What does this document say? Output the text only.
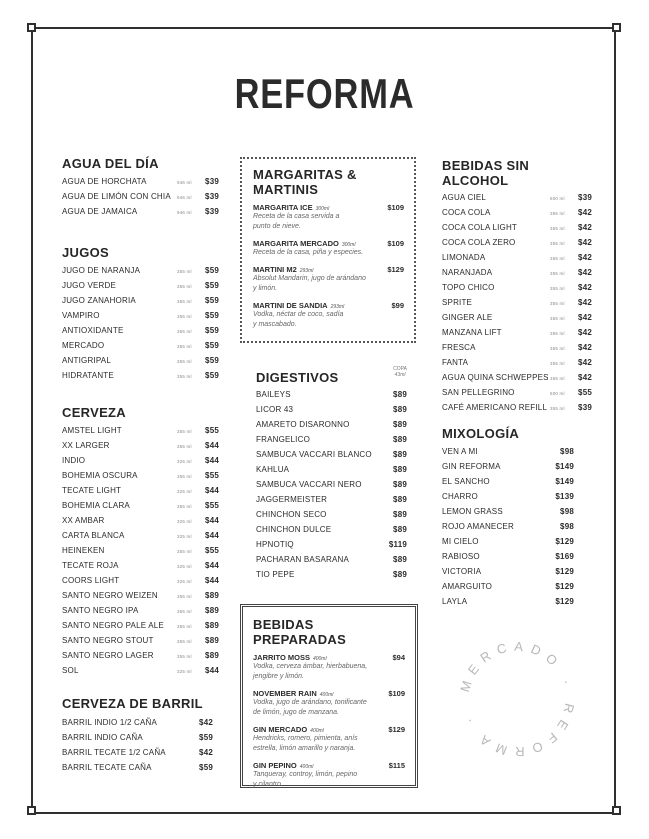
REFORMA
AGUA DEL DÍA
AGUA DE HORCHATA	946 ml	$39
AGUA DE LIMÓN CON CHIA	946 ml	$39
AGUA DE JAMAICA	946 ml	$39
JUGOS
JUGO DE NARANJA	355 ml	$59
JUGO VERDE	355 ml	$59
JUGO ZANAHORIA	355 ml	$59
VAMPIRO	355 ml	$59
ANTIOXIDANTE	355 ml	$59
MERCADO	355 ml	$59
ANTIGRIPAL	355 ml	$59
HIDRATANTE	355 ml	$59
CERVEZA
AMSTEL LIGHT	355 ml	$55
XX LARGER	355 ml	$44
INDIO	325 ml	$44
BOHEMIA OSCURA	355 ml	$55
TECATE LIGHT	325 ml	$44
BOHEMIA CLARA	355 ml	$55
XX AMBAR	325 ml	$44
CARTA BLANCA	325 ml	$44
HEINEKEN	355 ml	$55
TECATE ROJA	325 ml	$44
COORS LIGHT	325 ml	$44
SANTO NEGRO WEIZEN	355 ml	$89
SANTO NEGRO IPA	355 ml	$89
SANTO NEGRO PALE ALE	355 ml	$89
SANTO NEGRO STOUT	355 ml	$89
SANTO NEGRO LAGER	355 ml	$89
SOL	325 ml	$44
CERVEZA DE BARRIL
BARRIL INDIO 1/2 CAÑA	$42
BARRIL INDIO CAÑA	$59
BARRIL TECATE 1/2 CAÑA	$42
BARRIL TECATE CAÑA	$59
MARGARITAS &
MARTINIS
MARGARITA ICE 300ml	$109
Receta de la casa servida a
punto de nieve.
MARGARITA MERCADO 300ml	$109
Receta de la casa, piña y especies.
MARTINI M2 293ml	$129
Absolut Mandarin, jugo de arándano
y limón.
MARTINI DE SANDIA 293ml	$99
Vodka, néctar de coco, sadía
y mascabado.
COPA
43ml
DIGESTIVOS
BAILEYS	$89
LICOR 43	$89
AMARETO DISARONNO	$89
FRANGELICO	$89
SAMBUCA VACCARI BLANCO	$89
KAHLUA	$89
SAMBUCA VACCARI NERO	$89
JAGGERMEISTER	$89
CHINCHON SECO	$89
CHINCHON DULCE	$89
HPNOTIQ	$119
PACHARAN BASARANA	$89
TIO PEPE	$89
BEBIDAS PREPARADAS
JARRITO MOSS 400ml	$94
Vodka, cerveza ámbar, hierbabuena,
jengibre y limón.
NOVEMBER RAIN 400ml	$109
Vodka, jugo de arándano, tonificante
de limón, jugo de manzana.
GIN MERCADO 400ml	$129
Hendricks, romero, pimienta, anís
estrella, limón amarillo y naranja.
GIN PEPINO 400ml	$115
Tanqueray, controy, limón, pepino
y cilantro.
BEBIDAS SIN ALCOHOL
AGUA CIEL	600 ml	$39
COCA COLA	355 ml	$42
COCA COLA LIGHT	355 ml	$42
COCA COLA ZERO	355 ml	$42
LIMONADA	355 ml	$42
NARANJADA	355 ml	$42
TOPO CHICO	355 ml	$42
SPRITE	355 ml	$42
GINGER ALE	355 ml	$42
MANZANA LIFT	355 ml	$42
FRESCA	355 ml	$42
FANTA	355 ml	$42
AGUA QUINA SCHWEPPES 355 ml	$42
SAN PELLEGRINO	500 ml	$55
CAFÉ AMERICANO REFILL 355 ml	$39
MIXOLOGÍA
VEN A MI	$98
GIN REFORMA	$149
EL SANCHO	$149
CHARRO	$139
LEMON GRASS	$98
ROJO AMANECER	$98
MI CIELO	$129
RABIOSO	$169
VICTORIA	$129
AMARGUITO	$129
LAYLA	$129
MERCADO · REFORMA ·
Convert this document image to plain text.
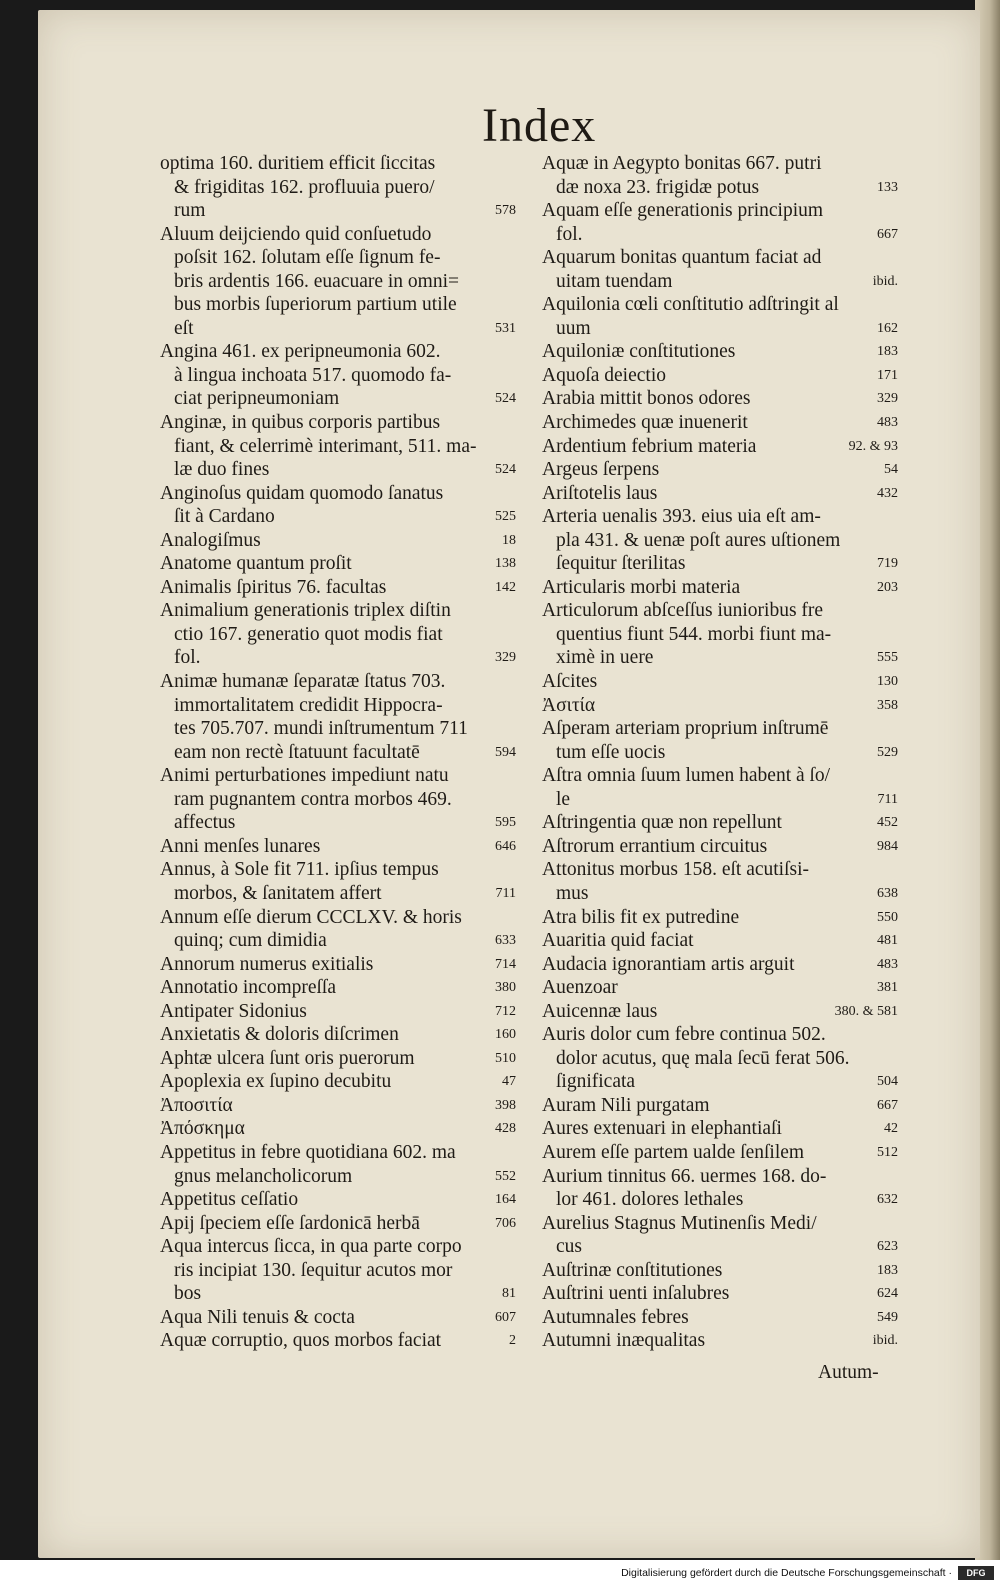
Index
optima 160. duritiem efficit ſiccitas
& frigiditas 162. profluuia puero/
rum	578
Aluum deijciendo quid conſuetudo
poſsit 162. ſolutam eſſe ſignum fe-
bris ardentis 166. euacuare in omni=
bus morbis ſuperiorum partium utile
eſt	531
Angina 461. ex peripneumonia 602.
à lingua inchoata 517. quomodo fa-
ciat peripneumoniam	524
Anginæ, in quibus corporis partibus
fiant, & celerrimè interimant, 511. ma-
læ duo fines	524
Anginoſus quidam quomodo ſanatus
ſit à Cardano	525
Analogiſmus	18
Anatome quantum proſit	138
Animalis ſpiritus 76. facultas	142
Animalium generationis triplex diſtin
ctio 167. generatio quot modis fiat
fol.	329
Animæ humanæ ſeparatæ ſtatus 703.
immortalitatem credidit Hippocra-
tes 705.707. mundi inſtrumentum 711
eam non rectè ſtatuunt facultatē	594
Animi perturbationes impediunt natu
ram pugnantem contra morbos 469.
affectus	595
Anni menſes lunares	646
Annus, à Sole fit 711. ipſius tempus
morbos, & ſanitatem affert	711
Annum eſſe dierum CCCLXV. & horis
quinq; cum dimidia	633
Annorum numerus exitialis	714
Annotatio incompreſſa	380
Antipater Sidonius	712
Anxietatis & doloris diſcrimen	160
Aphtæ ulcera ſunt oris puerorum	510
Apoplexia ex ſupino decubitu	47
Ἀποσιτία	398
Ἀπόσκημα	428
Appetitus in febre quotidiana 602. ma
gnus melancholicorum	552
Appetitus ceſſatio	164
Apij ſpeciem eſſe ſardonicā herbā	706
Aqua intercus ſicca, in qua parte corpo
ris incipiat 130. ſequitur acutos mor
bos	81
Aqua Nili tenuis & cocta	607
Aquæ corruptio, quos morbos faciat	2
Aquæ in Aegypto bonitas 667. putri
dæ noxa 23. frigidæ potus	133
Aquam eſſe generationis principium
fol.	667
Aquarum bonitas quantum faciat ad
uitam tuendam	ibid.
Aquilonia cœli conſtitutio adſtringit al
uum	162
Aquiloniæ conſtitutiones	183
Aquoſa deiectio	171
Arabia mittit bonos odores	329
Archimedes quæ inuenerit	483
Ardentium febrium materia	92. & 93
Argeus ſerpens	54
Ariſtotelis laus	432
Arteria uenalis 393. eius uia eſt am-
pla 431. & uenæ poſt aures uſtionem
ſequitur ſterilitas	719
Articularis morbi materia	203
Articulorum abſceſſus iunioribus fre
quentius fiunt 544. morbi fiunt ma-
ximè in uere	555
Aſcites	130
Ἀσιτία	358
Aſperam arteriam proprium inſtrumē
tum eſſe uocis	529
Aſtra omnia ſuum lumen habent à ſo/
le	711
Aſtringentia quæ non repellunt	452
Aſtrorum errantium circuitus	984
Attonitus morbus 158. eſt acutiſsi-
mus	638
Atra bilis fit ex putredine	550
Auaritia quid faciat	481
Audacia ignorantiam artis arguit	483
Auenzoar	381
Auicennæ laus	380. & 581
Auris dolor cum febre continua 502.
dolor acutus, quę mala ſecū ferat 506.
ſignificata	504
Auram Nili purgatam	667
Aures extenuari in elephantiaſi	42
Aurem eſſe partem ualde ſenſilem	512
Aurium tinnitus 66. uermes 168. do-
lor 461. dolores lethales	632
Aurelius Stagnus Mutinenſis Medi/
cus	623
Auſtrinæ conſtitutiones	183
Auſtrini uenti inſalubres	624
Autumnales febres	549
Autumni inæqualitas	ibid.
Autum-
Digitalisierung gefördert durch die Deutsche Forschungsgemeinschaft ·	DFG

Requirements - Reproduce all entries without any change, and omit the pictures.

The completed task -
What does this document say? Output the text only.
REFORMA
AGUA DEL DÍA
AGUA DE HORCHATA	946 ml	$39
AGUA DE LIMÓN CON CHIA	946 ml	$39
AGUA DE JAMAICA	946 ml	$39
JUGOS
JUGO DE NARANJA	355 ml	$59
JUGO VERDE	355 ml	$59
JUGO ZANAHORIA	355 ml	$59
VAMPIRO	355 ml	$59
ANTIOXIDANTE	355 ml	$59
MERCADO	355 ml	$59
ANTIGRIPAL	355 ml	$59
HIDRATANTE	355 ml	$59
CERVEZA
AMSTEL LIGHT	355 ml	$55
XX LARGER	355 ml	$44
INDIO	325 ml	$44
BOHEMIA OSCURA	355 ml	$55
TECATE LIGHT	325 ml	$44
BOHEMIA CLARA	355 ml	$55
XX AMBAR	325 ml	$44
CARTA BLANCA	325 ml	$44
HEINEKEN	355 ml	$55
TECATE ROJA	325 ml	$44
COORS LIGHT	325 ml	$44
SANTO NEGRO WEIZEN	355 ml	$89
SANTO NEGRO IPA	355 ml	$89
SANTO NEGRO PALE ALE	355 ml	$89
SANTO NEGRO STOUT	355 ml	$89
SANTO NEGRO LAGER	355 ml	$89
SOL	325 ml	$44
CERVEZA DE BARRIL
BARRIL INDIO 1/2 CAÑA	$42
BARRIL INDIO CAÑA	$59
BARRIL TECATE 1/2 CAÑA	$42
BARRIL TECATE CAÑA	$59
MARGARITAS &
MARTINIS
MARGARITA ICE 300ml	$109
Receta de la casa servida a
punto de nieve.
MARGARITA MERCADO 300ml	$109
Receta de la casa, piña y especies.
MARTINI M2 293ml	$129
Absolut Mandarin, jugo de arándano
y limón.
MARTINI DE SANDIA 293ml	$99
Vodka, néctar de coco, sadía
y mascabado.
COPA
43ml
DIGESTIVOS
BAILEYS	$89
LICOR 43	$89
AMARETO DISARONNO	$89
FRANGELICO	$89
SAMBUCA VACCARI BLANCO	$89
KAHLUA	$89
SAMBUCA VACCARI NERO	$89
JAGGERMEISTER	$89
CHINCHON SECO	$89
CHINCHON DULCE	$89
HPNOTIQ	$119
PACHARAN BASARANA	$89
TIO PEPE	$89
BEBIDAS PREPARADAS
JARRITO MOSS 400ml	$94
Vodka, cerveza ámbar, hierbabuena,
jengibre y limón.
NOVEMBER RAIN 400ml	$109
Vodka, jugo de arándano, tonificante
de limón, jugo de manzana.
GIN MERCADO 400ml	$129
Hendricks, romero, pimienta, anís
estrella, limón amarillo y naranja.
GIN PEPINO 400ml	$115
Tanqueray, controy, limón, pepino
y cilantro.
BEBIDAS SIN ALCOHOL
AGUA CIEL	600 ml	$39
COCA COLA	355 ml	$42
COCA COLA LIGHT	355 ml	$42
COCA COLA ZERO	355 ml	$42
LIMONADA	355 ml	$42
NARANJADA	355 ml	$42
TOPO CHICO	355 ml	$42
SPRITE	355 ml	$42
GINGER ALE	355 ml	$42
MANZANA LIFT	355 ml	$42
FRESCA	355 ml	$42
FANTA	355 ml	$42
AGUA QUINA SCHWEPPES 355 ml	$42
SAN PELLEGRINO	500 ml	$55
CAFÉ AMERICANO REFILL 355 ml	$39
MIXOLOGÍA
VEN A MI	$98
GIN REFORMA	$149
EL SANCHO	$149
CHARRO	$139
LEMON GRASS	$98
ROJO AMANECER	$98
MI CIELO	$129
RABIOSO	$169
VICTORIA	$129
AMARGUITO	$129
LAYLA	$129
MERCADO · REFORMA ·
Convert this document image to plain text.
Index
optima 160. duritiem efficit ſiccitas
& frigiditas 162. profluuia puero/
rum	578
Aluum deijciendo quid conſuetudo
poſsit 162. ſolutam eſſe ſignum fe-
bris ardentis 166. euacuare in omni=
bus morbis ſuperiorum partium utile
eſt	531
Angina 461. ex peripneumonia 602.
à lingua inchoata 517. quomodo fa-
ciat peripneumoniam	524
Anginæ, in quibus corporis partibus
fiant, & celerrimè interimant, 511. ma-
læ duo fines	524
Anginoſus quidam quomodo ſanatus
ſit à Cardano	525
Analogiſmus	18
Anatome quantum proſit	138
Animalis ſpiritus 76. facultas	142
Animalium generationis triplex diſtin
ctio 167. generatio quot modis fiat
fol.	329
Animæ humanæ ſeparatæ ſtatus 703.
immortalitatem credidit Hippocra-
tes 705.707. mundi inſtrumentum 711
eam non rectè ſtatuunt facultatē	594
Animi perturbationes impediunt natu
ram pugnantem contra morbos 469.
affectus	595
Anni menſes lunares	646
Annus, à Sole fit 711. ipſius tempus
morbos, & ſanitatem affert	711
Annum eſſe dierum CCCLXV. & horis
quinq; cum dimidia	633
Annorum numerus exitialis	714
Annotatio incompreſſa	380
Antipater Sidonius	712
Anxietatis & doloris diſcrimen	160
Aphtæ ulcera ſunt oris puerorum	510
Apoplexia ex ſupino decubitu	47
Ἀποσιτία	398
Ἀπόσκημα	428
Appetitus in febre quotidiana 602. ma
gnus melancholicorum	552
Appetitus ceſſatio	164
Apij ſpeciem eſſe ſardonicā herbā	706
Aqua intercus ſicca, in qua parte corpo
ris incipiat 130. ſequitur acutos mor
bos	81
Aqua Nili tenuis & cocta	607
Aquæ corruptio, quos morbos faciat	2
Aquæ in Aegypto bonitas 667. putri
dæ noxa 23. frigidæ potus	133
Aquam eſſe generationis principium
fol.	667
Aquarum bonitas quantum faciat ad
uitam tuendam	ibid.
Aquilonia cœli conſtitutio adſtringit al
uum	162
Aquiloniæ conſtitutiones	183
Aquoſa deiectio	171
Arabia mittit bonos odores	329
Archimedes quæ inuenerit	483
Ardentium febrium materia	92. & 93
Argeus ſerpens	54
Ariſtotelis laus	432
Arteria uenalis 393. eius uia eſt am-
pla 431. & uenæ poſt aures uſtionem
ſequitur ſterilitas	719
Articularis morbi materia	203
Articulorum abſceſſus iunioribus fre
quentius fiunt 544. morbi fiunt ma-
ximè in uere	555
Aſcites	130
Ἀσιτία	358
Aſperam arteriam proprium inſtrumē
tum eſſe uocis	529
Aſtra omnia ſuum lumen habent à ſo/
le	711
Aſtringentia quæ non repellunt	452
Aſtrorum errantium circuitus	984
Attonitus morbus 158. eſt acutiſsi-
mus	638
Atra bilis fit ex putredine	550
Auaritia quid faciat	481
Audacia ignorantiam artis arguit	483
Auenzoar	381
Auicennæ laus	380. & 581
Auris dolor cum febre continua 502.
dolor acutus, quę mala ſecū ferat 506.
ſignificata	504
Auram Nili purgatam	667
Aures extenuari in elephantiaſi	42
Aurem eſſe partem ualde ſenſilem	512
Aurium tinnitus 66. uermes 168. do-
lor 461. dolores lethales	632
Aurelius Stagnus Mutinenſis Medi/
cus	623
Auſtrinæ conſtitutiones	183
Auſtrini uenti inſalubres	624
Autumnales febres	549
Autumni inæqualitas	ibid.
Autum-
Digitalisierung gefördert durch die Deutsche Forschungsgemeinschaft ·	DFG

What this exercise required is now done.